TASK DIRECTIONS: Repeat the records below exactly, leaving out every picture.

-- begin --

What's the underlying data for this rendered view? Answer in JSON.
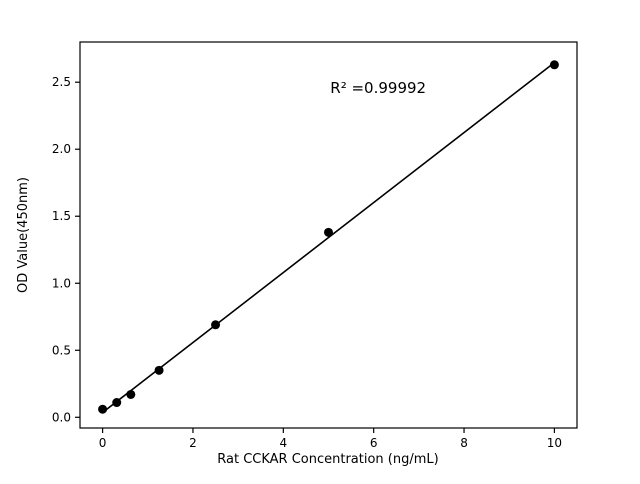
{
  "figure": {
    "background": "#ffffff"
  },
  "chart_data": {
    "type": "scatter",
    "title": "",
    "xlabel": "Rat CCKAR Concentration (ng/mL)",
    "ylabel": "OD Value(450nm)",
    "x": [
      0,
      0.313,
      0.625,
      1.25,
      2.5,
      5,
      10
    ],
    "y": [
      0.06,
      0.11,
      0.17,
      0.35,
      0.69,
      1.38,
      2.63
    ],
    "fit_line": true,
    "annotation": {
      "text": "R² =0.99992",
      "x": 6.1,
      "y": 2.42
    },
    "xlim": [
      -0.5,
      10.5
    ],
    "ylim": [
      -0.08,
      2.8
    ],
    "xticks": [
      0,
      2,
      4,
      6,
      8,
      10
    ],
    "xtick_labels": [
      "0",
      "2",
      "4",
      "6",
      "8",
      "10"
    ],
    "yticks": [
      0.0,
      0.5,
      1.0,
      1.5,
      2.0,
      2.5
    ],
    "ytick_labels": [
      "0.0",
      "0.5",
      "1.0",
      "1.5",
      "2.0",
      "2.5"
    ],
    "grid": false,
    "legend": null,
    "marker_color": "#000000",
    "line_color": "#000000",
    "axes_color": "#000000"
  }
}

-- end --

TASK RESPONSE:
What's the underlying data for this rendered view? Answer in JSON.
{
  "figure": {
    "background": "#ffffff"
  },
  "chart_data": {
    "type": "scatter",
    "title": "",
    "xlabel": "Rat CCKAR Concentration (ng/mL)",
    "ylabel": "OD Value(450nm)",
    "x": [
      0,
      0.313,
      0.625,
      1.25,
      2.5,
      5,
      10
    ],
    "y": [
      0.06,
      0.11,
      0.17,
      0.35,
      0.69,
      1.38,
      2.63
    ],
    "fit_line": true,
    "annotation": {
      "text": "R² =0.99992",
      "x": 6.1,
      "y": 2.42
    },
    "xlim": [
      -0.5,
      10.5
    ],
    "ylim": [
      -0.08,
      2.8
    ],
    "xticks": [
      0,
      2,
      4,
      6,
      8,
      10
    ],
    "xtick_labels": [
      "0",
      "2",
      "4",
      "6",
      "8",
      "10"
    ],
    "yticks": [
      0.0,
      0.5,
      1.0,
      1.5,
      2.0,
      2.5
    ],
    "ytick_labels": [
      "0.0",
      "0.5",
      "1.0",
      "1.5",
      "2.0",
      "2.5"
    ],
    "grid": false,
    "legend": null,
    "marker_color": "#000000",
    "line_color": "#000000",
    "axes_color": "#000000"
  }
}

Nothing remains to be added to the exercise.